- BRIEF
Reproduce every entry exactly.

START PROVIDED MATERIAL

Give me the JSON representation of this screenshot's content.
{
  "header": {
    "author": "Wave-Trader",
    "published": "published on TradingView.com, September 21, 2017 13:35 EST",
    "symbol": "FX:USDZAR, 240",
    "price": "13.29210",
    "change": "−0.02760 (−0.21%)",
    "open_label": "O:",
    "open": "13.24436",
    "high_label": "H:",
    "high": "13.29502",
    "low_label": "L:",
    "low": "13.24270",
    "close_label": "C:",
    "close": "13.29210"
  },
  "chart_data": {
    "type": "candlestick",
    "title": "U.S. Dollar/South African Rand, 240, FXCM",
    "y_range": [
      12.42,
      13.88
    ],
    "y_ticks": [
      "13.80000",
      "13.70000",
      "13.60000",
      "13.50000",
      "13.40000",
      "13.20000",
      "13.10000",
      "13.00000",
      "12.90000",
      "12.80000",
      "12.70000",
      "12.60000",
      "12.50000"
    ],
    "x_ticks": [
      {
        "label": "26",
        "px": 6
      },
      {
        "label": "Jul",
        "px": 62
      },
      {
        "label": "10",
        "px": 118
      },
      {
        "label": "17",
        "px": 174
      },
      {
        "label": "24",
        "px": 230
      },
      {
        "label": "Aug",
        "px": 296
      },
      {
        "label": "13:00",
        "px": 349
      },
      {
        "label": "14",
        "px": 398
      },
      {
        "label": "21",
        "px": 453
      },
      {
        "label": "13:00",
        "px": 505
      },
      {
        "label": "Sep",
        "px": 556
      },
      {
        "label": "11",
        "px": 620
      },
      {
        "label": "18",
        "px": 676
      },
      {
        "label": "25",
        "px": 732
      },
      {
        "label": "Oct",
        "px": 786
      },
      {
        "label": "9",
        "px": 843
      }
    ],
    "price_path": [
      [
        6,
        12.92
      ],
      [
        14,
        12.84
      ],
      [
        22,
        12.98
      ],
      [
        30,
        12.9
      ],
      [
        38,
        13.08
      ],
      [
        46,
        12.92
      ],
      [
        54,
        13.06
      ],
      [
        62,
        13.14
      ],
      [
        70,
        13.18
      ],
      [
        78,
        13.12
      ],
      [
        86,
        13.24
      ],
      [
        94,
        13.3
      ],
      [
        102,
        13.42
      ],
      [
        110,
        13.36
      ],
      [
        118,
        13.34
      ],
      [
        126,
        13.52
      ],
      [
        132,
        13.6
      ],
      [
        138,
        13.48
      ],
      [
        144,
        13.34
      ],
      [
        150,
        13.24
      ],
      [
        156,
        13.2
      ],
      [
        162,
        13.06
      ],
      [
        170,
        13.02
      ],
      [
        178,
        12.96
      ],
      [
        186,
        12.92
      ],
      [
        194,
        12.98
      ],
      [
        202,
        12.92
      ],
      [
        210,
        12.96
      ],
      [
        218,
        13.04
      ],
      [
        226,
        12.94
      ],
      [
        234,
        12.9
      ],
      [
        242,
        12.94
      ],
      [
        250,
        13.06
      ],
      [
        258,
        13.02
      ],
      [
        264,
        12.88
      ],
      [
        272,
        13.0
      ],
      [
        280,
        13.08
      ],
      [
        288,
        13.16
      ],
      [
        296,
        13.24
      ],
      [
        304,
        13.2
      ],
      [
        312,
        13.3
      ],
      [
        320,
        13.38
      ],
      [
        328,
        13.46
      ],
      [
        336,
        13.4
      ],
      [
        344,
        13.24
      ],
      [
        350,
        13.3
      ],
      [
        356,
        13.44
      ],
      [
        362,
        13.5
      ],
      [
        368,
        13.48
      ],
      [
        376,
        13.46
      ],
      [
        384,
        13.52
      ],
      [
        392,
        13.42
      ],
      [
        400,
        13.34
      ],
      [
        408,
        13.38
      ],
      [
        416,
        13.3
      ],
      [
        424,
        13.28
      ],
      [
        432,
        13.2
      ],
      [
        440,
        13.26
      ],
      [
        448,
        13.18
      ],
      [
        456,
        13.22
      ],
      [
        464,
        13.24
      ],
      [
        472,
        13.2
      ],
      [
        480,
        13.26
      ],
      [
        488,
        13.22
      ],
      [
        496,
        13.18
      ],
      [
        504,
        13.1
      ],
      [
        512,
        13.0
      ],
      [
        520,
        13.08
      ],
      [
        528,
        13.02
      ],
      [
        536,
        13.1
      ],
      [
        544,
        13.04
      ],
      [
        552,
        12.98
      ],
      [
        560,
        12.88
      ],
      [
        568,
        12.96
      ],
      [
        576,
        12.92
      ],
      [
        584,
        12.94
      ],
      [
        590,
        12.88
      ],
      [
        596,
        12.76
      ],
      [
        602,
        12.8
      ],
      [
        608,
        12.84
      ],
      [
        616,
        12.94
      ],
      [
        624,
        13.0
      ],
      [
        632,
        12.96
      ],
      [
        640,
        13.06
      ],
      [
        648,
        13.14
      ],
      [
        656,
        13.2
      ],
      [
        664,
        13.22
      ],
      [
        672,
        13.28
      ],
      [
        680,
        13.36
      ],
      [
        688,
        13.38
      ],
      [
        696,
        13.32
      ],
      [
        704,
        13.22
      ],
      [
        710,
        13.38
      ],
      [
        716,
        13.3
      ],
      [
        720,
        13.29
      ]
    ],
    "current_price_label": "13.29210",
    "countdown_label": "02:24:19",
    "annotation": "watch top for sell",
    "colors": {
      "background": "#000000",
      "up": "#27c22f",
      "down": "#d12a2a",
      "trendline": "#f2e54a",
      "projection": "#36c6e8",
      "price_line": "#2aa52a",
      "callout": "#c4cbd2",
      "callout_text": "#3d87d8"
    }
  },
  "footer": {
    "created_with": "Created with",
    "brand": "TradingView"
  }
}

END PROVIDED MATERIAL

- ANSWER FOR THE TASK
Give me the JSON representation of this screenshot's content.
{
  "header": {
    "author": "Wave-Trader",
    "published": "published on TradingView.com, September 21, 2017 13:35 EST",
    "symbol": "FX:USDZAR, 240",
    "price": "13.29210",
    "change": "−0.02760 (−0.21%)",
    "open_label": "O:",
    "open": "13.24436",
    "high_label": "H:",
    "high": "13.29502",
    "low_label": "L:",
    "low": "13.24270",
    "close_label": "C:",
    "close": "13.29210"
  },
  "chart_data": {
    "type": "candlestick",
    "title": "U.S. Dollar/South African Rand, 240, FXCM",
    "y_range": [
      12.42,
      13.88
    ],
    "y_ticks": [
      "13.80000",
      "13.70000",
      "13.60000",
      "13.50000",
      "13.40000",
      "13.20000",
      "13.10000",
      "13.00000",
      "12.90000",
      "12.80000",
      "12.70000",
      "12.60000",
      "12.50000"
    ],
    "x_ticks": [
      {
        "label": "26",
        "px": 6
      },
      {
        "label": "Jul",
        "px": 62
      },
      {
        "label": "10",
        "px": 118
      },
      {
        "label": "17",
        "px": 174
      },
      {
        "label": "24",
        "px": 230
      },
      {
        "label": "Aug",
        "px": 296
      },
      {
        "label": "13:00",
        "px": 349
      },
      {
        "label": "14",
        "px": 398
      },
      {
        "label": "21",
        "px": 453
      },
      {
        "label": "13:00",
        "px": 505
      },
      {
        "label": "Sep",
        "px": 556
      },
      {
        "label": "11",
        "px": 620
      },
      {
        "label": "18",
        "px": 676
      },
      {
        "label": "25",
        "px": 732
      },
      {
        "label": "Oct",
        "px": 786
      },
      {
        "label": "9",
        "px": 843
      }
    ],
    "price_path": [
      [
        6,
        12.92
      ],
      [
        14,
        12.84
      ],
      [
        22,
        12.98
      ],
      [
        30,
        12.9
      ],
      [
        38,
        13.08
      ],
      [
        46,
        12.92
      ],
      [
        54,
        13.06
      ],
      [
        62,
        13.14
      ],
      [
        70,
        13.18
      ],
      [
        78,
        13.12
      ],
      [
        86,
        13.24
      ],
      [
        94,
        13.3
      ],
      [
        102,
        13.42
      ],
      [
        110,
        13.36
      ],
      [
        118,
        13.34
      ],
      [
        126,
        13.52
      ],
      [
        132,
        13.6
      ],
      [
        138,
        13.48
      ],
      [
        144,
        13.34
      ],
      [
        150,
        13.24
      ],
      [
        156,
        13.2
      ],
      [
        162,
        13.06
      ],
      [
        170,
        13.02
      ],
      [
        178,
        12.96
      ],
      [
        186,
        12.92
      ],
      [
        194,
        12.98
      ],
      [
        202,
        12.92
      ],
      [
        210,
        12.96
      ],
      [
        218,
        13.04
      ],
      [
        226,
        12.94
      ],
      [
        234,
        12.9
      ],
      [
        242,
        12.94
      ],
      [
        250,
        13.06
      ],
      [
        258,
        13.02
      ],
      [
        264,
        12.88
      ],
      [
        272,
        13.0
      ],
      [
        280,
        13.08
      ],
      [
        288,
        13.16
      ],
      [
        296,
        13.24
      ],
      [
        304,
        13.2
      ],
      [
        312,
        13.3
      ],
      [
        320,
        13.38
      ],
      [
        328,
        13.46
      ],
      [
        336,
        13.4
      ],
      [
        344,
        13.24
      ],
      [
        350,
        13.3
      ],
      [
        356,
        13.44
      ],
      [
        362,
        13.5
      ],
      [
        368,
        13.48
      ],
      [
        376,
        13.46
      ],
      [
        384,
        13.52
      ],
      [
        392,
        13.42
      ],
      [
        400,
        13.34
      ],
      [
        408,
        13.38
      ],
      [
        416,
        13.3
      ],
      [
        424,
        13.28
      ],
      [
        432,
        13.2
      ],
      [
        440,
        13.26
      ],
      [
        448,
        13.18
      ],
      [
        456,
        13.22
      ],
      [
        464,
        13.24
      ],
      [
        472,
        13.2
      ],
      [
        480,
        13.26
      ],
      [
        488,
        13.22
      ],
      [
        496,
        13.18
      ],
      [
        504,
        13.1
      ],
      [
        512,
        13.0
      ],
      [
        520,
        13.08
      ],
      [
        528,
        13.02
      ],
      [
        536,
        13.1
      ],
      [
        544,
        13.04
      ],
      [
        552,
        12.98
      ],
      [
        560,
        12.88
      ],
      [
        568,
        12.96
      ],
      [
        576,
        12.92
      ],
      [
        584,
        12.94
      ],
      [
        590,
        12.88
      ],
      [
        596,
        12.76
      ],
      [
        602,
        12.8
      ],
      [
        608,
        12.84
      ],
      [
        616,
        12.94
      ],
      [
        624,
        13.0
      ],
      [
        632,
        12.96
      ],
      [
        640,
        13.06
      ],
      [
        648,
        13.14
      ],
      [
        656,
        13.2
      ],
      [
        664,
        13.22
      ],
      [
        672,
        13.28
      ],
      [
        680,
        13.36
      ],
      [
        688,
        13.38
      ],
      [
        696,
        13.32
      ],
      [
        704,
        13.22
      ],
      [
        710,
        13.38
      ],
      [
        716,
        13.3
      ],
      [
        720,
        13.29
      ]
    ],
    "current_price_label": "13.29210",
    "countdown_label": "02:24:19",
    "annotation": "watch top for sell",
    "colors": {
      "background": "#000000",
      "up": "#27c22f",
      "down": "#d12a2a",
      "trendline": "#f2e54a",
      "projection": "#36c6e8",
      "price_line": "#2aa52a",
      "callout": "#c4cbd2",
      "callout_text": "#3d87d8"
    }
  },
  "footer": {
    "created_with": "Created with",
    "brand": "TradingView"
  }
}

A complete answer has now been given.